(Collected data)
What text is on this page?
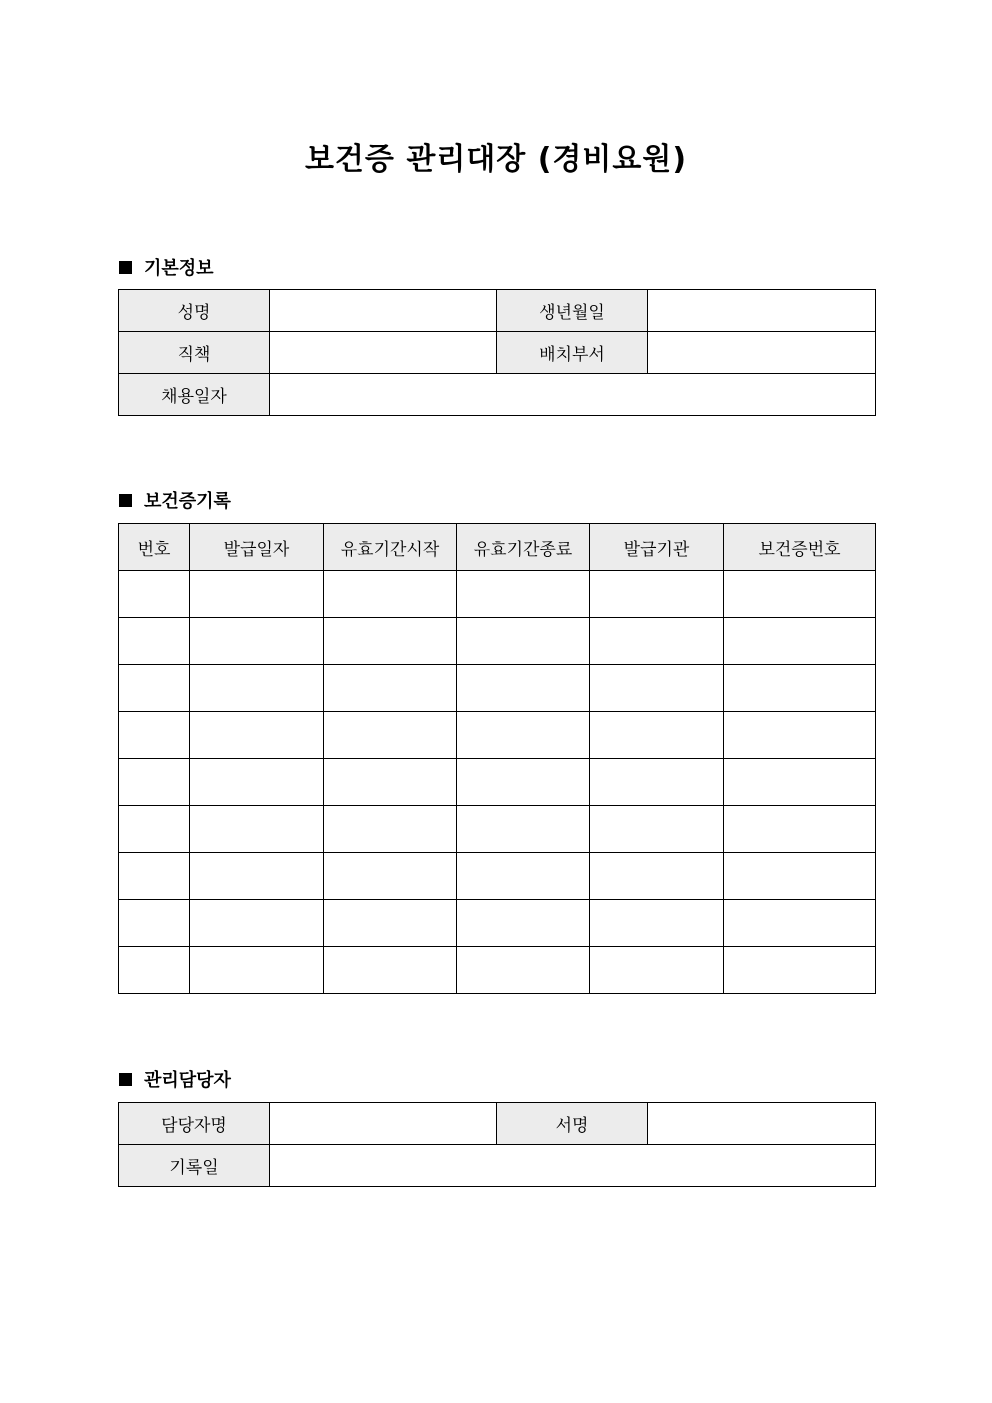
보건증 관리대장 (경비요원)
기본정보
성명		생년월일	
직책		배치부서	
채용일자			
보건증기록
번호	발급일자	유효기간시작	유효기간종료	발급기관	보건증번호

관리담당자
담당자명		서명	
기록일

#### OBJECTIVE:
Write out the entries again, exactly as given, skipping any images.

#### RESPONSE FOR THIS EXERCISE:
What text is on this page?
보건증 관리대장 (경비요원)
기본정보
성명		생년월일	
직책		배치부서	
채용일자			
보건증기록
번호	발급일자	유효기간시작	유효기간종료	발급기관	보건증번호

관리담당자
담당자명		서명	
기록일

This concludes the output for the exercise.